▸ **Problem to work on**:
What follows is a set of entries. Repeat them exactly, but not their pictures.

Excerpts from a figure dataset:
-*-

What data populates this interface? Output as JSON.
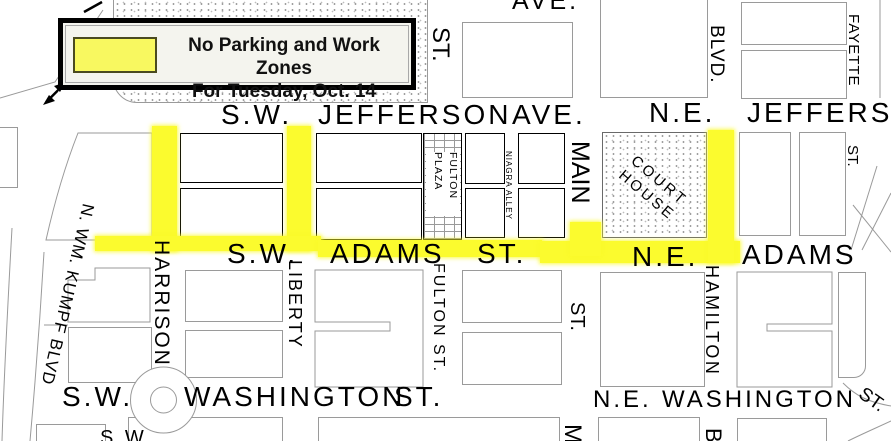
{
  "legend": {
    "line1": "No Parking and Work Zones",
    "line2": "For Tuesday, Oct. 14"
  },
  "streets": {
    "horizontal": {
      "ave_top": "AVE.",
      "jefferson_sw": {
        "prefix": "S.W.",
        "name": "JEFFERSON",
        "suffix": "AVE."
      },
      "jefferson_ne": {
        "prefix": "N.E.",
        "name": "JEFFERSON"
      },
      "adams_sw": {
        "prefix": "S.W.",
        "name": "ADAMS",
        "suffix": "ST."
      },
      "adams_ne": {
        "prefix": "N.E.",
        "name": "ADAMS"
      },
      "washington_sw": {
        "prefix": "S.W.",
        "name": "WASHINGTON",
        "suffix": "ST."
      },
      "washington_ne": {
        "prefix": "N.E.",
        "name": "WASHINGTON"
      },
      "partial_sw": "S.W."
    },
    "vertical": {
      "kumpf": "N. WM. KUMPF BLVD",
      "harrison": "HARRISON",
      "liberty": "LIBERTY",
      "fulton_above_jefferson": "ST.",
      "fulton_below_adams": "FULTON ST.",
      "niagra_alley": "NIAGRA ALLEY",
      "main_between": "MAIN",
      "main_below_adams": "ST.",
      "main_below_washington_partial": "M",
      "hamilton_above_jefferson": "BLVD.",
      "hamilton_below_adams": "HAMILTON",
      "hamilton_below_washington_partial": "B",
      "fayette_above_jefferson": "FAYETTE",
      "fayette_below_jefferson": "ST.",
      "st_diagonal": "ST."
    }
  },
  "landmarks": {
    "court_house": {
      "line1": "COURT",
      "line2": "HOUSE"
    },
    "fulton_plaza": {
      "line1": "FULTON",
      "line2": "PLAZA"
    }
  },
  "colors": {
    "zone_yellow": "#fbfb2e",
    "legend_swatch_yellow": "#f8f860",
    "block_outline_gray": "#9a9a9a",
    "block_outline_black": "#000000"
  }
}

-*-

▸ **Task output**:
What data populates this interface? Output as JSON.
{
  "legend": {
    "line1": "No Parking and Work Zones",
    "line2": "For Tuesday, Oct. 14"
  },
  "streets": {
    "horizontal": {
      "ave_top": "AVE.",
      "jefferson_sw": {
        "prefix": "S.W.",
        "name": "JEFFERSON",
        "suffix": "AVE."
      },
      "jefferson_ne": {
        "prefix": "N.E.",
        "name": "JEFFERSON"
      },
      "adams_sw": {
        "prefix": "S.W.",
        "name": "ADAMS",
        "suffix": "ST."
      },
      "adams_ne": {
        "prefix": "N.E.",
        "name": "ADAMS"
      },
      "washington_sw": {
        "prefix": "S.W.",
        "name": "WASHINGTON",
        "suffix": "ST."
      },
      "washington_ne": {
        "prefix": "N.E.",
        "name": "WASHINGTON"
      },
      "partial_sw": "S.W."
    },
    "vertical": {
      "kumpf": "N. WM. KUMPF BLVD",
      "harrison": "HARRISON",
      "liberty": "LIBERTY",
      "fulton_above_jefferson": "ST.",
      "fulton_below_adams": "FULTON ST.",
      "niagra_alley": "NIAGRA ALLEY",
      "main_between": "MAIN",
      "main_below_adams": "ST.",
      "main_below_washington_partial": "M",
      "hamilton_above_jefferson": "BLVD.",
      "hamilton_below_adams": "HAMILTON",
      "hamilton_below_washington_partial": "B",
      "fayette_above_jefferson": "FAYETTE",
      "fayette_below_jefferson": "ST.",
      "st_diagonal": "ST."
    }
  },
  "landmarks": {
    "court_house": {
      "line1": "COURT",
      "line2": "HOUSE"
    },
    "fulton_plaza": {
      "line1": "FULTON",
      "line2": "PLAZA"
    }
  },
  "colors": {
    "zone_yellow": "#fbfb2e",
    "legend_swatch_yellow": "#f8f860",
    "block_outline_gray": "#9a9a9a",
    "block_outline_black": "#000000"
  }
}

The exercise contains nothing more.